[Stored records]

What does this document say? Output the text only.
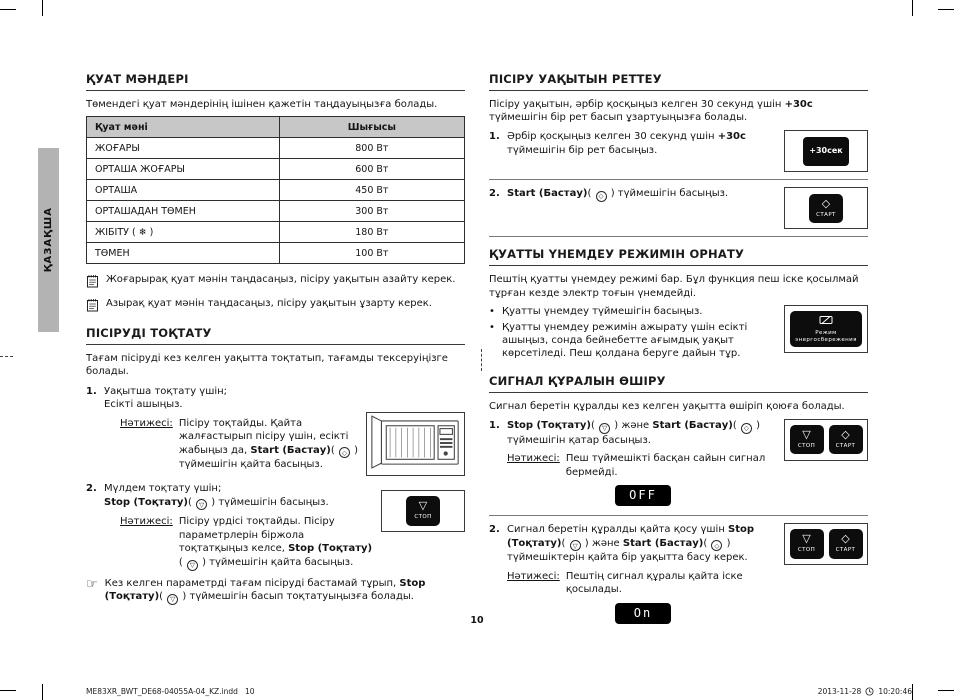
ҚАЗАҚША
ҚУАТ МӘНДЕРІ

Төмендегі қуат мәндерінің ішінен қажетін таңдауыңызға болады.

Қуат мәні	Шығысы
ЖОҒАРЫ	800 Вт
ОРТАША ЖОҒАРЫ	600 Вт
ОРТАША	450 Вт
ОРТАШАДАН ТӨМЕН	300 Вт
ЖІБІТУ ( ❄ )	180 Вт
ТӨМЕН	100 Вт
Жоғарырақ қуат мәнін таңдасаңыз, пісіру уақытын азайту керек.
Азырақ қуат мәнін таңдасаңыз, пісіру уақытын ұзарту керек.
ПІСІРУДІ ТОҚТАТУ

Тағам пісіруді кез келген уақытта тоқтатып, тағамды тексеруіңізге болады.

1. Уақытша тоқтату үшін;
Есікті ашыңыз.
Нәтижесі: Пісіру тоқтайды. Қайта жалғастырып пісіру үшін, есікті жабыңыз да, Start (Бастау) ( ◇ ) түймешігін қайта басыңыз.
2. Мүлдем тоқтату үшін;
Stop (Тоқтату) ( ▽ ) түймешігін басыңыз.
Нәтижесі: Пісіру үрдісі тоқтайды. Пісіру параметрлерін біржола тоқтатқыңыз келсе, Stop (Тоқтату)( ▽ ) түймешігін қайта басыңыз.
▽
СТОП
☞ Кез келген параметрді тағам пісіруді бастамай тұрып, Stop (Тоқтату) ( ▽ ) түймешігін басып тоқтатуыңызға болады.
ПІСІРУ УАҚЫТЫН РЕТТЕУ

Пісіру уақытын, әрбір қосқыңыз келген 30 секунд үшін +30с түймешігін бір рет басып ұзартуыңызға болады.

1. Әрбір қосқыңыз келген 30 секунд үшін +30с түймешігін бір рет басыңыз.	+30сек
2. Start (Бастау) ( ◇ ) түймешігін басыңыз.
◇
СТАРТ
ҚУАТТЫ ҮНЕМДЕУ РЕЖИМІН ОРНАТУ

Пештің қуатты үнемдеу режимі бар. Бұл функция пеш іске қосылмай тұрған кезде электр тоғын үнемдейді.

• Қуатты үнемдеу түймешігін басыңыз.
• Қуатты үнемдеу режимін ажырату үшін есікті ашыңыз, сонда бейнебетте ағымдық уақыт көрсетіледі. Пеш қолдана беруге дайын тұр.
Режим
энергосбережения
СИГНАЛ ҚҰРАЛЫН ӨШІРУ

Сигнал беретін құралды кез келген уақытта өшіріп қоюға болады.

1. Stop (Тоқтату) ( ▽ ) және Start (Бастау) ( ◇ ) түймешігін қатар басыңыз.
Нәтижесі: Пеш түймешікті басқан сайын сигнал бермейді.
OFF
▽
СТОП
◇
СТАРТ
2. Сигнал беретін құралды қайта қосу үшін Stop (Тоқтату) ( ▽ ) және Start (Бастау) ( ◇ ) түймешіктерін қайта бір уақытта басу керек.
Нәтижесі: Пештің сигнал құралы қайта іске қосылады.
On
▽
СТОП
◇
СТАРТ
10
ME83XR_BWT_DE68-04055A-04_KZ.indd   10	2013-11-28 10:20:46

**Requirement:** From the data above, copy each line where the string "Stop" appears.

**Result of the exercise:**
Stop (Тоқтату) ( ▽ ) түймешігін басыңыз.
Нәтижесі: Пісіру үрдісі тоқтайды. Пісіру параметрлерін біржола тоқтатқыңыз келсе, Stop (Тоқтату)( ▽ ) түймешігін қайта басыңыз.
☞ Кез келген параметрді тағам пісіруді бастамай тұрып, Stop (Тоқтату) ( ▽ ) түймешігін басып тоқтатуыңызға болады.
1. Stop (Тоқтату) ( ▽ ) және Start (Бастау) ( ◇ ) түймешігін қатар басыңыз.
2. Сигнал беретін құралды қайта қосу үшін Stop (Тоқтату) ( ▽ ) және Start (Бастау) ( ◇ ) түймешіктерін қайта бір уақытта басу керек.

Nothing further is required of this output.